Source passage ->
************
What a great discussion! As a girl growing up here in NE Indiana, my father worked 40 hours a week in a factory. When he wasn't working there we went out and cut wood to burn in our coal and wood burning furnace. One of my jobs was piling brush from the cuttings, unloading the wood when we got home and then throwing down into the basement and stacking it up. It was hard work for us kids, I also helped my mom do the laundry. We had an old Maytag wringer washer with double rinse tubs and we hung our clothes out on a clothesline. Most of my clothes were hand-me-downs from friends. We went fishing and dad and my oldest brother went hunting for the meat we ate. Mom had a huge garden that I helped weed and helped when it came canning time. We made jelly from our grape arbor (dad made wine..mmmm).
Now, at 52 I still consider myself a redneck. I live in a pole barn (til I get move to MO). I have a composting toilet, I heat water on my stove to do my dishes, I use a garden hose to fill my washing machine to do laundry and I love the smell of my clothes when hung out on a clothesline (takes me back to my childhood). I do have a dryer and I use it in the winter. I don't think there is anything wrong with shopping at Good Will. You can get some really great clothes there and why pay enormous prices for something that you can get for a few bucks!
************
Information provided ->
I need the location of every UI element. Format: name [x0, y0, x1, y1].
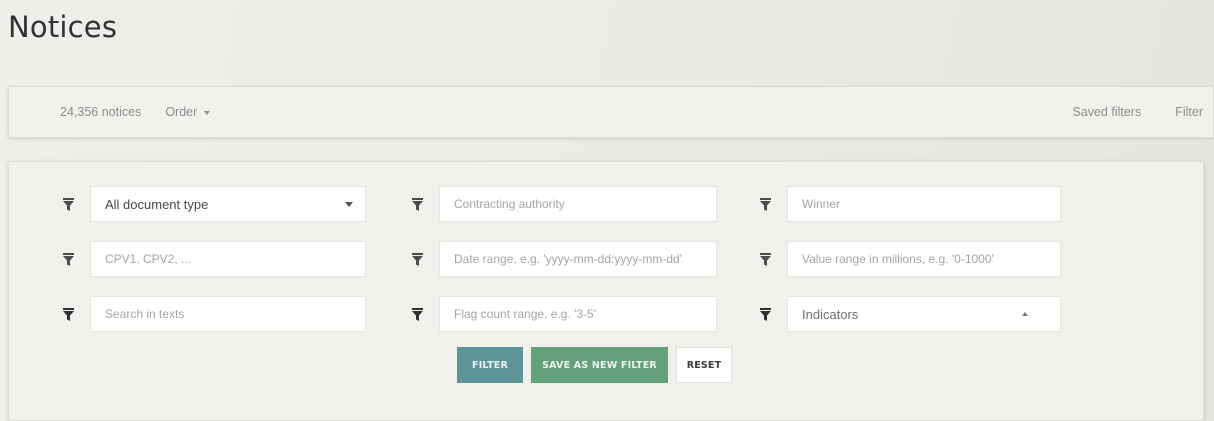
************
Extend the comment above about a northeast Indiana childhood and life in a pole barn, starting right after its last sentence.

Exercise response ->
I love to go hunting, fishing and have great big cook-out parties. Hubby and I had one a few years back and we had over 300 people show up. People brought food, drinks, and one friend who worked at a Fireworks place set a fireworks show that lasting over a half hour. The party started on Friday night and we had people camped out til sunday! One friend even road his horse in on friday and camped all weekend, giving kids rides on ole' Dusty.
I'm pretty much broke, but I have my hubby, my dogs and cats and my pick up truck and I am very happy. And I love country music... I am proud to be a redneck!

P.S. Another thing I did growing up was go with my dad and big brother and help them shear sheep. My job was to tie the wool into bundles after they sheared a sheep.. I loved every minute of it. (well, except the sheep ticks )

Last edited by mamagator54; 03-20-2007 at 07:52 AM.. Reason: need a p.s.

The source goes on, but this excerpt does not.